_The request_. Read the material below and count the lines holding the string "Saskatchewan". Give that count with nothing added.

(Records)
* * * *
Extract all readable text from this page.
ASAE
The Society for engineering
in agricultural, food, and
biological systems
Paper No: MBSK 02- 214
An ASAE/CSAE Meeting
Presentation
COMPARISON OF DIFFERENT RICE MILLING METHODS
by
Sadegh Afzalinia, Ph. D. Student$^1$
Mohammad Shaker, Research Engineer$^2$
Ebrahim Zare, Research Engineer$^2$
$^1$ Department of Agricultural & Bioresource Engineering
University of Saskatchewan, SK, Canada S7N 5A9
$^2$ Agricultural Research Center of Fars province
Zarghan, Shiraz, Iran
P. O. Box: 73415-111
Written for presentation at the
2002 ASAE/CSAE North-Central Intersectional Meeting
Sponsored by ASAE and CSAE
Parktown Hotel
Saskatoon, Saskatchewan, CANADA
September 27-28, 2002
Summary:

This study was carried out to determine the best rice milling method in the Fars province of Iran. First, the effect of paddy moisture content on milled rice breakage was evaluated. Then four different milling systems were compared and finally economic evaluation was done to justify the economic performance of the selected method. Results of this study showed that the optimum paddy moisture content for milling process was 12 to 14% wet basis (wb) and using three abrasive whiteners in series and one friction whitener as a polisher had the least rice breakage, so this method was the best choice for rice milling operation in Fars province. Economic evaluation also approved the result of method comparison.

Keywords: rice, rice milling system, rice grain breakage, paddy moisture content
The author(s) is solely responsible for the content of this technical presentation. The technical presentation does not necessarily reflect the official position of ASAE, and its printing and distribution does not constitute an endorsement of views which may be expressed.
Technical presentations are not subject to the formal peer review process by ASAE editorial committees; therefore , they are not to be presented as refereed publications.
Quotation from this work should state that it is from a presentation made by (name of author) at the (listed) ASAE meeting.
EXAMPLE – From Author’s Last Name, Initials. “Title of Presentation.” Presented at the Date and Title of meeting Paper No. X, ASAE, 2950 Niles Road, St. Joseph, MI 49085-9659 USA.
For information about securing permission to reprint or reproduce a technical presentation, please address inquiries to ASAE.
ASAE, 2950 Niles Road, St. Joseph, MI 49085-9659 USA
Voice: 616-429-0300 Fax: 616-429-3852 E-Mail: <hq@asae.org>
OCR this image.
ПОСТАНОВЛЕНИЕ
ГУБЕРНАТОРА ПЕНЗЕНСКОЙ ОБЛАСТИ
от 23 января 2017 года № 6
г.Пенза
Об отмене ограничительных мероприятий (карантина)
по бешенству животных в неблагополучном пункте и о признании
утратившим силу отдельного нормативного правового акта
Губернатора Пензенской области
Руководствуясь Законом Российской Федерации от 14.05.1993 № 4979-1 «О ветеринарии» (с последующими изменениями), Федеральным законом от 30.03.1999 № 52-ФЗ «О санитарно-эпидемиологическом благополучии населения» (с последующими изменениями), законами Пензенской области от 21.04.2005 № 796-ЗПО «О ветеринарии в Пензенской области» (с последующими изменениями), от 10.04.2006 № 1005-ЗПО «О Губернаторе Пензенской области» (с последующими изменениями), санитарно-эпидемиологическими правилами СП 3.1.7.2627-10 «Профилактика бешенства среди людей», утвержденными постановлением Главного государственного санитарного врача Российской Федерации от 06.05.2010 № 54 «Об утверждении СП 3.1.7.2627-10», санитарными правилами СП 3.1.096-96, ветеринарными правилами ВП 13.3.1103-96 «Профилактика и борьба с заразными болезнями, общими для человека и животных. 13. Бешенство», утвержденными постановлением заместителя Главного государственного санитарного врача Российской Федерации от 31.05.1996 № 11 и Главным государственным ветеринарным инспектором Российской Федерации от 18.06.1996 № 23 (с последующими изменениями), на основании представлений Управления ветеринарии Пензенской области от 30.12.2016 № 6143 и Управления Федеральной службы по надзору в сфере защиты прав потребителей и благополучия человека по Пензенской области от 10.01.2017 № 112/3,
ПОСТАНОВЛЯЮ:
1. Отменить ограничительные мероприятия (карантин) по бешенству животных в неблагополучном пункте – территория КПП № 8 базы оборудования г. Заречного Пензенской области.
* * * *
_Answer to this task_. 2